◆ **Instructions for the task**: Write out each line word for word. Drop pictures.

◆ **Data in this exercise**:
--- start ---

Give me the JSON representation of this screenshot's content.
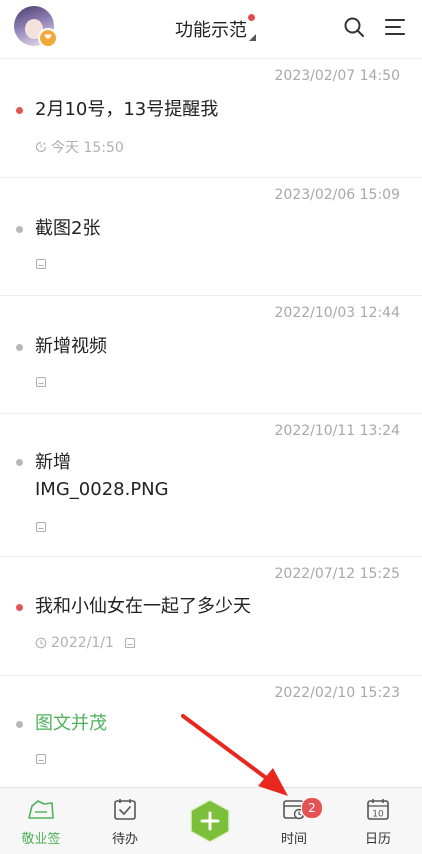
{
  "header": {
    "title": "功能示范",
    "avatar_badge": "❤"
  },
  "notes": [
    {
      "timestamp": "2023/02/07 14:50",
      "title": "2月10号，13号提醒我",
      "dot": "red",
      "meta_text": "今天 15:50",
      "meta_icon": "reminder-clock-icon",
      "has_attachment": false,
      "title_color": "default"
    },
    {
      "timestamp": "2023/02/06 15:09",
      "title": "截图2张",
      "dot": "grey",
      "meta_text": "",
      "meta_icon": "attachment-icon",
      "has_attachment": true,
      "title_color": "default"
    },
    {
      "timestamp": "2022/10/03 12:44",
      "title": "新增视频",
      "dot": "grey",
      "meta_text": "",
      "meta_icon": "attachment-icon",
      "has_attachment": true,
      "title_color": "default"
    },
    {
      "timestamp": "2022/10/11 13:24",
      "title_lines": [
        "新增",
        "IMG_0028.PNG"
      ],
      "dot": "grey",
      "meta_text": "",
      "meta_icon": "attachment-icon",
      "has_attachment": true,
      "title_color": "default"
    },
    {
      "timestamp": "2022/07/12 15:25",
      "title": "我和小仙女在一起了多少天",
      "dot": "red",
      "meta_text": "2022/1/1",
      "meta_icon": "clock-icon",
      "has_attachment": true,
      "title_color": "default"
    },
    {
      "timestamp": "2022/02/10 15:23",
      "title": "图文并茂",
      "dot": "grey",
      "meta_text": "",
      "meta_icon": "attachment-icon",
      "has_attachment": true,
      "title_color": "green"
    }
  ],
  "tabbar": {
    "tabs": [
      {
        "label": "敬业签",
        "icon": "note-home-icon",
        "active": true
      },
      {
        "label": "待办",
        "icon": "todo-check-icon",
        "active": false
      },
      {
        "label": "",
        "icon": "plus-icon",
        "active": false
      },
      {
        "label": "时间",
        "icon": "time-calendar-icon",
        "active": false,
        "badge": "2"
      },
      {
        "label": "日历",
        "icon": "calendar-icon",
        "active": false,
        "calendar_day": "10"
      }
    ]
  },
  "colors": {
    "accent_green": "#4fb25a",
    "alert_red": "#e05555",
    "arrow_red": "#e8271f"
  }
}
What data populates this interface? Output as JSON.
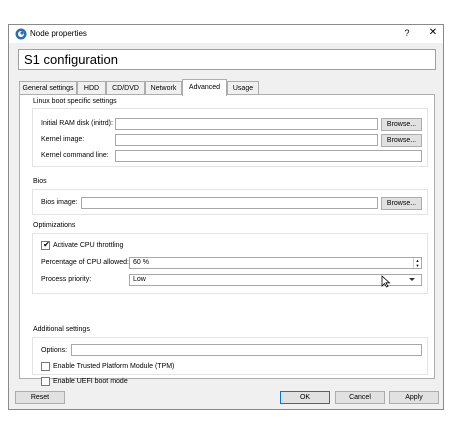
{
  "window": {
    "title": "Node properties",
    "help_label": "?",
    "close_label": "✕"
  },
  "header": {
    "title": "S1 configuration"
  },
  "tabs": [
    {
      "label": "General settings"
    },
    {
      "label": "HDD"
    },
    {
      "label": "CD/DVD"
    },
    {
      "label": "Network"
    },
    {
      "label": "Advanced"
    },
    {
      "label": "Usage"
    }
  ],
  "active_tab": "Advanced",
  "linux_boot": {
    "section_label": "Linux boot specific settings",
    "initrd_label": "Initial RAM disk (initrd):",
    "initrd_value": "",
    "kernel_image_label": "Kernel image:",
    "kernel_image_value": "",
    "kernel_cmdline_label": "Kernel command line:",
    "kernel_cmdline_value": "",
    "browse_label": "Browse..."
  },
  "bios": {
    "section_label": "Bios",
    "bios_image_label": "Bios image:",
    "bios_image_value": "",
    "browse_label": "Browse..."
  },
  "optimizations": {
    "section_label": "Optimizations",
    "cpu_throttling_label": "Activate CPU throttling",
    "cpu_throttling_checked": true,
    "cpu_percent_label": "Percentage of CPU allowed:",
    "cpu_percent_value": "60 %",
    "priority_label": "Process priority:",
    "priority_value": "Low"
  },
  "additional": {
    "section_label": "Additional settings",
    "options_label": "Options:",
    "options_value": "",
    "tpm_label": "Enable Trusted Platform Module (TPM)",
    "tpm_checked": false,
    "uefi_label": "Enable UEFI boot mode",
    "uefi_checked": false
  },
  "footer": {
    "reset_label": "Reset",
    "ok_label": "OK",
    "cancel_label": "Cancel",
    "apply_label": "Apply"
  },
  "colors": {
    "window_bg": "#f0f0f0",
    "panel_bg": "#ffffff",
    "default_button_border": "#0078d7"
  }
}
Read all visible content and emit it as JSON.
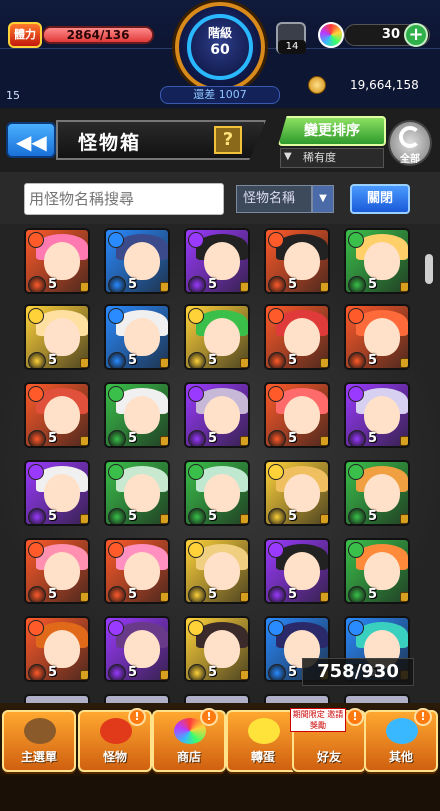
{
  "status": {
    "stamina_label": "體力",
    "stamina_value": "2864",
    "stamina_max": "/136",
    "stamina_fill_fraction": 1.0,
    "rank_label": "階級",
    "rank_value": "60",
    "exp_left_label": "還差 1007",
    "gift_count": "14",
    "orb_count": "30",
    "orb_plus": "+",
    "player_level": "15",
    "gold_count": "19,664,158"
  },
  "header": {
    "back": "◀◀",
    "title": "怪物箱",
    "help": "?",
    "sort_label": "變更排序",
    "sort_sub": "稀有度",
    "filter_icon": "▼",
    "all_label": "全部"
  },
  "search": {
    "placeholder": "用怪物名稱搜尋",
    "type": "怪物名稱",
    "type_arrow": "▼",
    "close": "關閉"
  },
  "colors": {
    "fire": "#ff5a2a",
    "water": "#2a8aff",
    "wood": "#3ac04a",
    "light": "#ffd23a",
    "dark": "#9a3aff"
  },
  "monsters": [
    {
      "level": "5",
      "element": "fire"
    },
    {
      "level": "5",
      "element": "water"
    },
    {
      "level": "5",
      "element": "dark"
    },
    {
      "level": "5",
      "element": "fire"
    },
    {
      "level": "5",
      "element": "wood"
    },
    {
      "level": "5",
      "element": "light"
    },
    {
      "level": "5",
      "element": "water"
    },
    {
      "level": "5",
      "element": "light"
    },
    {
      "level": "5",
      "element": "fire"
    },
    {
      "level": "5",
      "element": "fire"
    },
    {
      "level": "5",
      "element": "fire"
    },
    {
      "level": "5",
      "element": "wood"
    },
    {
      "level": "5",
      "element": "dark"
    },
    {
      "level": "5",
      "element": "fire"
    },
    {
      "level": "5",
      "element": "dark"
    },
    {
      "level": "5",
      "element": "dark"
    },
    {
      "level": "5",
      "element": "wood"
    },
    {
      "level": "5",
      "element": "wood"
    },
    {
      "level": "5",
      "element": "light"
    },
    {
      "level": "5",
      "element": "wood"
    },
    {
      "level": "5",
      "element": "fire"
    },
    {
      "level": "5",
      "element": "fire"
    },
    {
      "level": "5",
      "element": "light"
    },
    {
      "level": "5",
      "element": "dark"
    },
    {
      "level": "5",
      "element": "wood"
    },
    {
      "level": "5",
      "element": "fire"
    },
    {
      "level": "5",
      "element": "dark"
    },
    {
      "level": "5",
      "element": "light"
    },
    {
      "level": "5",
      "element": "water"
    },
    {
      "level": "5",
      "element": "water"
    }
  ],
  "box_count": "758/930",
  "nav": {
    "main": "主選單",
    "monster": "怪物",
    "shop": "商店",
    "gacha": "轉蛋",
    "friend": "好友",
    "friend_tag": "期間限定 邀請獎勵",
    "other": "其他",
    "alert": "!"
  }
}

--- end ---

◆ **Task solution**:
Give me the JSON representation of this screenshot's content.
{
  "header": {
    "title": "功能示范",
    "avatar_badge": "❤"
  },
  "notes": [
    {
      "timestamp": "2023/02/07 14:50",
      "title": "2月10号，13号提醒我",
      "dot": "red",
      "meta_text": "今天 15:50",
      "meta_icon": "reminder-clock-icon",
      "has_attachment": false,
      "title_color": "default"
    },
    {
      "timestamp": "2023/02/06 15:09",
      "title": "截图2张",
      "dot": "grey",
      "meta_text": "",
      "meta_icon": "attachment-icon",
      "has_attachment": true,
      "title_color": "default"
    },
    {
      "timestamp": "2022/10/03 12:44",
      "title": "新增视频",
      "dot": "grey",
      "meta_text": "",
      "meta_icon": "attachment-icon",
      "has_attachment": true,
      "title_color": "default"
    },
    {
      "timestamp": "2022/10/11 13:24",
      "title_lines": [
        "新增",
        "IMG_0028.PNG"
      ],
      "dot": "grey",
      "meta_text": "",
      "meta_icon": "attachment-icon",
      "has_attachment": true,
      "title_color": "default"
    },
    {
      "timestamp": "2022/07/12 15:25",
      "title": "我和小仙女在一起了多少天",
      "dot": "red",
      "meta_text": "2022/1/1",
      "meta_icon": "clock-icon",
      "has_attachment": true,
      "title_color": "default"
    },
    {
      "timestamp": "2022/02/10 15:23",
      "title": "图文并茂",
      "dot": "grey",
      "meta_text": "",
      "meta_icon": "attachment-icon",
      "has_attachment": true,
      "title_color": "green"
    }
  ],
  "tabbar": {
    "tabs": [
      {
        "label": "敬业签",
        "icon": "note-home-icon",
        "active": true
      },
      {
        "label": "待办",
        "icon": "todo-check-icon",
        "active": false
      },
      {
        "label": "",
        "icon": "plus-icon",
        "active": false
      },
      {
        "label": "时间",
        "icon": "time-calendar-icon",
        "active": false,
        "badge": "2"
      },
      {
        "label": "日历",
        "icon": "calendar-icon",
        "active": false,
        "calendar_day": "10"
      }
    ]
  },
  "colors": {
    "accent_green": "#4fb25a",
    "alert_red": "#e05555",
    "arrow_red": "#e8271f"
  }
}
What data populates this interface? Output as JSON.
{
  "window": {
    "title": "Node properties",
    "help_label": "?",
    "close_label": "✕"
  },
  "header": {
    "title": "S1 configuration"
  },
  "tabs": [
    {
      "label": "General settings"
    },
    {
      "label": "HDD"
    },
    {
      "label": "CD/DVD"
    },
    {
      "label": "Network"
    },
    {
      "label": "Advanced"
    },
    {
      "label": "Usage"
    }
  ],
  "active_tab": "Advanced",
  "linux_boot": {
    "section_label": "Linux boot specific settings",
    "initrd_label": "Initial RAM disk (initrd):",
    "initrd_value": "",
    "kernel_image_label": "Kernel image:",
    "kernel_image_value": "",
    "kernel_cmdline_label": "Kernel command line:",
    "kernel_cmdline_value": "",
    "browse_label": "Browse..."
  },
  "bios": {
    "section_label": "Bios",
    "bios_image_label": "Bios image:",
    "bios_image_value": "",
    "browse_label": "Browse..."
  },
  "optimizations": {
    "section_label": "Optimizations",
    "cpu_throttling_label": "Activate CPU throttling",
    "cpu_throttling_checked": true,
    "cpu_percent_label": "Percentage of CPU allowed:",
    "cpu_percent_value": "60 %",
    "priority_label": "Process priority:",
    "priority_value": "Low"
  },
  "additional": {
    "section_label": "Additional settings",
    "options_label": "Options:",
    "options_value": "",
    "tpm_label": "Enable Trusted Platform Module (TPM)",
    "tpm_checked": false,
    "uefi_label": "Enable UEFI boot mode",
    "uefi_checked": false
  },
  "footer": {
    "reset_label": "Reset",
    "ok_label": "OK",
    "cancel_label": "Cancel",
    "apply_label": "Apply"
  },
  "colors": {
    "window_bg": "#f0f0f0",
    "panel_bg": "#ffffff",
    "default_button_border": "#0078d7"
  }
}
Read all visible content and emit it as JSON.
{
  "status": {
    "stamina_label": "體力",
    "stamina_value": "2864",
    "stamina_max": "/136",
    "stamina_fill_fraction": 1.0,
    "rank_label": "階級",
    "rank_value": "60",
    "exp_left_label": "還差 1007",
    "gift_count": "14",
    "orb_count": "30",
    "orb_plus": "+",
    "player_level": "15",
    "gold_count": "19,664,158"
  },
  "header": {
    "back": "◀◀",
    "title": "怪物箱",
    "help": "?",
    "sort_label": "變更排序",
    "sort_sub": "稀有度",
    "filter_icon": "▼",
    "all_label": "全部"
  },
  "search": {
    "placeholder": "用怪物名稱搜尋",
    "type": "怪物名稱",
    "type_arrow": "▼",
    "close": "關閉"
  },
  "colors": {
    "fire": "#ff5a2a",
    "water": "#2a8aff",
    "wood": "#3ac04a",
    "light": "#ffd23a",
    "dark": "#9a3aff"
  },
  "monsters": [
    {
      "level": "5",
      "element": "fire"
    },
    {
      "level": "5",
      "element": "water"
    },
    {
      "level": "5",
      "element": "dark"
    },
    {
      "level": "5",
      "element": "fire"
    },
    {
      "level": "5",
      "element": "wood"
    },
    {
      "level": "5",
      "element": "light"
    },
    {
      "level": "5",
      "element": "water"
    },
    {
      "level": "5",
      "element": "light"
    },
    {
      "level": "5",
      "element": "fire"
    },
    {
      "level": "5",
      "element": "fire"
    },
    {
      "level": "5",
      "element": "fire"
    },
    {
      "level": "5",
      "element": "wood"
    },
    {
      "level": "5",
      "element": "dark"
    },
    {
      "level": "5",
      "element": "fire"
    },
    {
      "level": "5",
      "element": "dark"
    },
    {
      "level": "5",
      "element": "dark"
    },
    {
      "level": "5",
      "element": "wood"
    },
    {
      "level": "5",
      "element": "wood"
    },
    {
      "level": "5",
      "element": "light"
    },
    {
      "level": "5",
      "element": "wood"
    },
    {
      "level": "5",
      "element": "fire"
    },
    {
      "level": "5",
      "element": "fire"
    },
    {
      "level": "5",
      "element": "light"
    },
    {
      "level": "5",
      "element": "dark"
    },
    {
      "level": "5",
      "element": "wood"
    },
    {
      "level": "5",
      "element": "fire"
    },
    {
      "level": "5",
      "element": "dark"
    },
    {
      "level": "5",
      "element": "light"
    },
    {
      "level": "5",
      "element": "water"
    },
    {
      "level": "5",
      "element": "water"
    }
  ],
  "box_count": "758/930",
  "nav": {
    "main": "主選單",
    "monster": "怪物",
    "shop": "商店",
    "gacha": "轉蛋",
    "friend": "好友",
    "friend_tag": "期間限定 邀請獎勵",
    "other": "其他",
    "alert": "!"
  }
}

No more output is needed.